MATERIAL SHOWN:
····················

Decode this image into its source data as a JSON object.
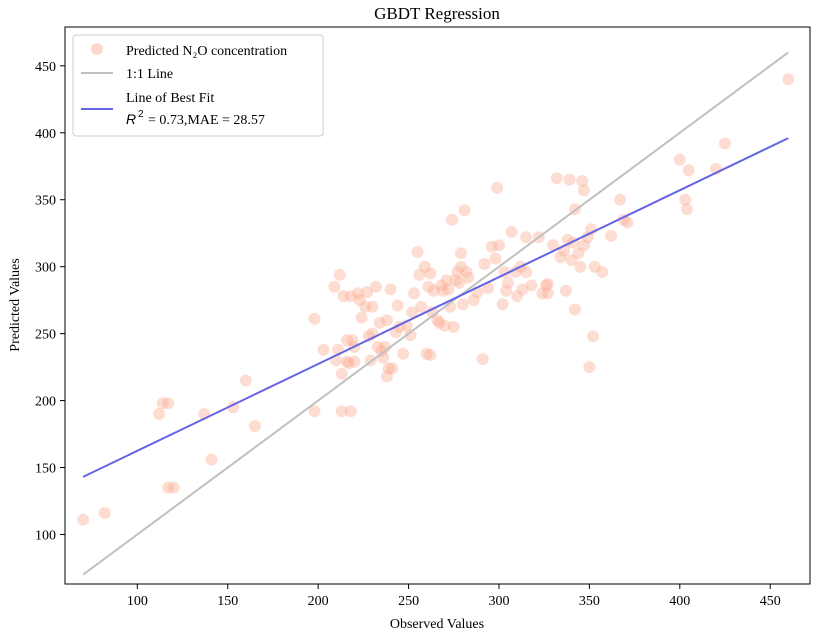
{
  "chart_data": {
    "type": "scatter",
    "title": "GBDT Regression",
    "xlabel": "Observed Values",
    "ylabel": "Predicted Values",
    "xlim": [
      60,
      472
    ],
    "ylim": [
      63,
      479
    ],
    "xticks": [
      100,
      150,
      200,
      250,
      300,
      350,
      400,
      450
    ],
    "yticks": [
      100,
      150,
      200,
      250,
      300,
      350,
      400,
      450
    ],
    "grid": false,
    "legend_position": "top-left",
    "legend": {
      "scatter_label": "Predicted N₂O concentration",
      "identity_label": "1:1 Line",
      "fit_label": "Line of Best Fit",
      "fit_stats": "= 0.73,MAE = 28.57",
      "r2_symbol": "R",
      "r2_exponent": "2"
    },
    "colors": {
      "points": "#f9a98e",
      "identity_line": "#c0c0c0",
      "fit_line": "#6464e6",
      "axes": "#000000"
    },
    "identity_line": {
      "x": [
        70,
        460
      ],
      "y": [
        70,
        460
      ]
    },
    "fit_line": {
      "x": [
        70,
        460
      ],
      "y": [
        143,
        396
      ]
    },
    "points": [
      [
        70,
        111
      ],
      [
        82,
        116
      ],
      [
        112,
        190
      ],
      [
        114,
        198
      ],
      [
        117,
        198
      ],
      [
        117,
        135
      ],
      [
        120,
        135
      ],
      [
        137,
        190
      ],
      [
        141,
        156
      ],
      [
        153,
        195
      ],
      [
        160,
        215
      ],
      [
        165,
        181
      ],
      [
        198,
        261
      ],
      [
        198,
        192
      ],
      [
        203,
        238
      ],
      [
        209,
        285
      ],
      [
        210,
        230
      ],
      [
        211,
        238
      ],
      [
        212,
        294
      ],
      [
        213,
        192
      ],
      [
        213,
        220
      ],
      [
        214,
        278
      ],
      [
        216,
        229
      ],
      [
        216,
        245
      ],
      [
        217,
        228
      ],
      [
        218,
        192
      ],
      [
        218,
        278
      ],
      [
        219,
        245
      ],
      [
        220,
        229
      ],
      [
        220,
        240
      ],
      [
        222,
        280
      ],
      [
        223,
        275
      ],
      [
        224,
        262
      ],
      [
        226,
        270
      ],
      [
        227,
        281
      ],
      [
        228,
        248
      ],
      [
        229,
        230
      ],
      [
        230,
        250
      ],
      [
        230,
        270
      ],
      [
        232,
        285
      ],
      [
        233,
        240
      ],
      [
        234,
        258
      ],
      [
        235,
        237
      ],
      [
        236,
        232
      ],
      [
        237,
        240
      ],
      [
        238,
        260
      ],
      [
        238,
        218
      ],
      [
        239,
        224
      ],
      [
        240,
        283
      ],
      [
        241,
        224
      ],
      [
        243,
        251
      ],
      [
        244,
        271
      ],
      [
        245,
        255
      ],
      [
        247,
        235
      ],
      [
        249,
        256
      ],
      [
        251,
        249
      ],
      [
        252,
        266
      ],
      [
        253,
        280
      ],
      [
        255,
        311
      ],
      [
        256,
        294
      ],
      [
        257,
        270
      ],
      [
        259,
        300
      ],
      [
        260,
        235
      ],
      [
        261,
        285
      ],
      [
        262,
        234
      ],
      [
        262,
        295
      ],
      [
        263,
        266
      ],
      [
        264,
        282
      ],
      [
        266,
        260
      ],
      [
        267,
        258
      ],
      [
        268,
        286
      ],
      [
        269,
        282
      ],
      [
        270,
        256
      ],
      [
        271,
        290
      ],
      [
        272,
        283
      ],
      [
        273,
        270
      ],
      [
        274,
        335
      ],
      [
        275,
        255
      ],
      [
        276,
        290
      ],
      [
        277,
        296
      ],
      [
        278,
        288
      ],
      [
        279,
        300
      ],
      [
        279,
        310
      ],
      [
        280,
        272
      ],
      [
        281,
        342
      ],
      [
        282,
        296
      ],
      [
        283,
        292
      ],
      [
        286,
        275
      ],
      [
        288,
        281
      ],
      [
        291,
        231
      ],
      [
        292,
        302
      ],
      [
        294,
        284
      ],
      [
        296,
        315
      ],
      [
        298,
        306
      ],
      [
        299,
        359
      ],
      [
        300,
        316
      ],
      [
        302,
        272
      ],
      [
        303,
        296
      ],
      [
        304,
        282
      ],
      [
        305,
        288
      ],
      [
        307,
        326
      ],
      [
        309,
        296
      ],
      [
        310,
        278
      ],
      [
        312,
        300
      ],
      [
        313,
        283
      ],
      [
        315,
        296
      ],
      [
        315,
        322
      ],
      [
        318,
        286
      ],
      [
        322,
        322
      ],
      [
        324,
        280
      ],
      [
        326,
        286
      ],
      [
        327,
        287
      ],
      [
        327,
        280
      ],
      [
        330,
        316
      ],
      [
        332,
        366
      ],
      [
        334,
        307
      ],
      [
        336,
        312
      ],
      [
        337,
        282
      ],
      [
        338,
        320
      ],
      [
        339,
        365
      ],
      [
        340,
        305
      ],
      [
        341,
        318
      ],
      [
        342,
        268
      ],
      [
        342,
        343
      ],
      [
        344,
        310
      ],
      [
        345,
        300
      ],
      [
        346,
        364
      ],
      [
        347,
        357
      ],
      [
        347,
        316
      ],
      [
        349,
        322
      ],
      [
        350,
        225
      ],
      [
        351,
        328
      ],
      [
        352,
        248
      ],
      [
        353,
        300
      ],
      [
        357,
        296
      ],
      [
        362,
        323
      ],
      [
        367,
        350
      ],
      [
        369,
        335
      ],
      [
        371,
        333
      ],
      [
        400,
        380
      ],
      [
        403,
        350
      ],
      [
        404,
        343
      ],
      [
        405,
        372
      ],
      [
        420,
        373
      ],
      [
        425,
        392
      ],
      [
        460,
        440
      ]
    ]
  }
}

····················

TASK DIRECTIONS: Quote every record above exactly, leaving out any pictures.

EXERCISE RESULT:
Decode this image into its source data as a JSON object.
{
  "chart_data": {
    "type": "scatter",
    "title": "GBDT Regression",
    "xlabel": "Observed Values",
    "ylabel": "Predicted Values",
    "xlim": [
      60,
      472
    ],
    "ylim": [
      63,
      479
    ],
    "xticks": [
      100,
      150,
      200,
      250,
      300,
      350,
      400,
      450
    ],
    "yticks": [
      100,
      150,
      200,
      250,
      300,
      350,
      400,
      450
    ],
    "grid": false,
    "legend_position": "top-left",
    "legend": {
      "scatter_label": "Predicted N₂O concentration",
      "identity_label": "1:1 Line",
      "fit_label": "Line of Best Fit",
      "fit_stats": "= 0.73,MAE = 28.57",
      "r2_symbol": "R",
      "r2_exponent": "2"
    },
    "colors": {
      "points": "#f9a98e",
      "identity_line": "#c0c0c0",
      "fit_line": "#6464e6",
      "axes": "#000000"
    },
    "identity_line": {
      "x": [
        70,
        460
      ],
      "y": [
        70,
        460
      ]
    },
    "fit_line": {
      "x": [
        70,
        460
      ],
      "y": [
        143,
        396
      ]
    },
    "points": [
      [
        70,
        111
      ],
      [
        82,
        116
      ],
      [
        112,
        190
      ],
      [
        114,
        198
      ],
      [
        117,
        198
      ],
      [
        117,
        135
      ],
      [
        120,
        135
      ],
      [
        137,
        190
      ],
      [
        141,
        156
      ],
      [
        153,
        195
      ],
      [
        160,
        215
      ],
      [
        165,
        181
      ],
      [
        198,
        261
      ],
      [
        198,
        192
      ],
      [
        203,
        238
      ],
      [
        209,
        285
      ],
      [
        210,
        230
      ],
      [
        211,
        238
      ],
      [
        212,
        294
      ],
      [
        213,
        192
      ],
      [
        213,
        220
      ],
      [
        214,
        278
      ],
      [
        216,
        229
      ],
      [
        216,
        245
      ],
      [
        217,
        228
      ],
      [
        218,
        192
      ],
      [
        218,
        278
      ],
      [
        219,
        245
      ],
      [
        220,
        229
      ],
      [
        220,
        240
      ],
      [
        222,
        280
      ],
      [
        223,
        275
      ],
      [
        224,
        262
      ],
      [
        226,
        270
      ],
      [
        227,
        281
      ],
      [
        228,
        248
      ],
      [
        229,
        230
      ],
      [
        230,
        250
      ],
      [
        230,
        270
      ],
      [
        232,
        285
      ],
      [
        233,
        240
      ],
      [
        234,
        258
      ],
      [
        235,
        237
      ],
      [
        236,
        232
      ],
      [
        237,
        240
      ],
      [
        238,
        260
      ],
      [
        238,
        218
      ],
      [
        239,
        224
      ],
      [
        240,
        283
      ],
      [
        241,
        224
      ],
      [
        243,
        251
      ],
      [
        244,
        271
      ],
      [
        245,
        255
      ],
      [
        247,
        235
      ],
      [
        249,
        256
      ],
      [
        251,
        249
      ],
      [
        252,
        266
      ],
      [
        253,
        280
      ],
      [
        255,
        311
      ],
      [
        256,
        294
      ],
      [
        257,
        270
      ],
      [
        259,
        300
      ],
      [
        260,
        235
      ],
      [
        261,
        285
      ],
      [
        262,
        234
      ],
      [
        262,
        295
      ],
      [
        263,
        266
      ],
      [
        264,
        282
      ],
      [
        266,
        260
      ],
      [
        267,
        258
      ],
      [
        268,
        286
      ],
      [
        269,
        282
      ],
      [
        270,
        256
      ],
      [
        271,
        290
      ],
      [
        272,
        283
      ],
      [
        273,
        270
      ],
      [
        274,
        335
      ],
      [
        275,
        255
      ],
      [
        276,
        290
      ],
      [
        277,
        296
      ],
      [
        278,
        288
      ],
      [
        279,
        300
      ],
      [
        279,
        310
      ],
      [
        280,
        272
      ],
      [
        281,
        342
      ],
      [
        282,
        296
      ],
      [
        283,
        292
      ],
      [
        286,
        275
      ],
      [
        288,
        281
      ],
      [
        291,
        231
      ],
      [
        292,
        302
      ],
      [
        294,
        284
      ],
      [
        296,
        315
      ],
      [
        298,
        306
      ],
      [
        299,
        359
      ],
      [
        300,
        316
      ],
      [
        302,
        272
      ],
      [
        303,
        296
      ],
      [
        304,
        282
      ],
      [
        305,
        288
      ],
      [
        307,
        326
      ],
      [
        309,
        296
      ],
      [
        310,
        278
      ],
      [
        312,
        300
      ],
      [
        313,
        283
      ],
      [
        315,
        296
      ],
      [
        315,
        322
      ],
      [
        318,
        286
      ],
      [
        322,
        322
      ],
      [
        324,
        280
      ],
      [
        326,
        286
      ],
      [
        327,
        287
      ],
      [
        327,
        280
      ],
      [
        330,
        316
      ],
      [
        332,
        366
      ],
      [
        334,
        307
      ],
      [
        336,
        312
      ],
      [
        337,
        282
      ],
      [
        338,
        320
      ],
      [
        339,
        365
      ],
      [
        340,
        305
      ],
      [
        341,
        318
      ],
      [
        342,
        268
      ],
      [
        342,
        343
      ],
      [
        344,
        310
      ],
      [
        345,
        300
      ],
      [
        346,
        364
      ],
      [
        347,
        357
      ],
      [
        347,
        316
      ],
      [
        349,
        322
      ],
      [
        350,
        225
      ],
      [
        351,
        328
      ],
      [
        352,
        248
      ],
      [
        353,
        300
      ],
      [
        357,
        296
      ],
      [
        362,
        323
      ],
      [
        367,
        350
      ],
      [
        369,
        335
      ],
      [
        371,
        333
      ],
      [
        400,
        380
      ],
      [
        403,
        350
      ],
      [
        404,
        343
      ],
      [
        405,
        372
      ],
      [
        420,
        373
      ],
      [
        425,
        392
      ],
      [
        460,
        440
      ]
    ]
  }
}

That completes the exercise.